> **Problem to solve**: Every entry that follows should be repeated exactly; drop the images.

---*---

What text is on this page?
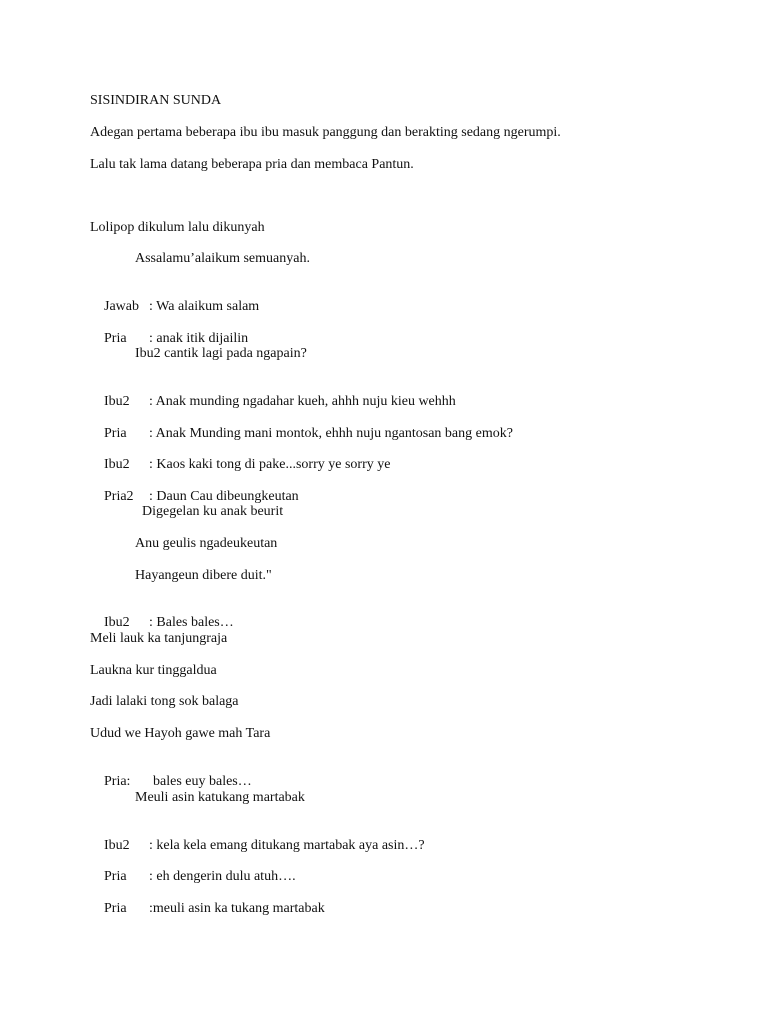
SISINDIRAN SUNDA
Adegan pertama beberapa ibu ibu masuk panggung dan berakting sedang ngerumpi.
Lalu tak lama datang beberapa pria dan membaca Pantun.
Lolipop dikulum lalu dikunyah
Assalamu’alaikum semuanyah.

Jawab : Wa alaikum salam

Pria : anak itik dijailin

Ibu2 cantik lagi pada ngapain?

Ibu2 : Anak munding ngadahar kueh, ahhh nuju kieu wehhh

Pria : Anak Munding mani montok, ehhh nuju ngantosan bang emok?

Ibu2 : Kaos kaki tong di pake...sorry ye sorry ye

Pria2 : Daun Cau dibeungkeutan

Digegelan ku anak beurit
Anu geulis ngadeukeutan
Hayangeun dibere duit."

Ibu2 : Bales bales…

Meli lauk ka tanjungraja
Laukna kur tinggaldua
Jadi lalaki tong sok balaga
Udud we Hayoh gawe mah Tara

Pria: bales euy bales…

Meuli asin katukang martabak

Ibu2 : kela kela emang ditukang martabak aya asin…?

Pria : eh dengerin dulu atuh….

Pria :meuli asin ka tukang martabak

---*---

> **Full response**:
What text is on this page?
SISINDIRAN SUNDA
Adegan pertama beberapa ibu ibu masuk panggung dan berakting sedang ngerumpi.
Lalu tak lama datang beberapa pria dan membaca Pantun.
Lolipop dikulum lalu dikunyah
Assalamu’alaikum semuanyah.

Jawab : Wa alaikum salam

Pria : anak itik dijailin

Ibu2 cantik lagi pada ngapain?

Ibu2 : Anak munding ngadahar kueh, ahhh nuju kieu wehhh

Pria : Anak Munding mani montok, ehhh nuju ngantosan bang emok?

Ibu2 : Kaos kaki tong di pake...sorry ye sorry ye

Pria2 : Daun Cau dibeungkeutan

Digegelan ku anak beurit
Anu geulis ngadeukeutan
Hayangeun dibere duit."

Ibu2 : Bales bales…

Meli lauk ka tanjungraja
Laukna kur tinggaldua
Jadi lalaki tong sok balaga
Udud we Hayoh gawe mah Tara

Pria: bales euy bales…

Meuli asin katukang martabak

Ibu2 : kela kela emang ditukang martabak aya asin…?

Pria : eh dengerin dulu atuh….

Pria :meuli asin ka tukang martabak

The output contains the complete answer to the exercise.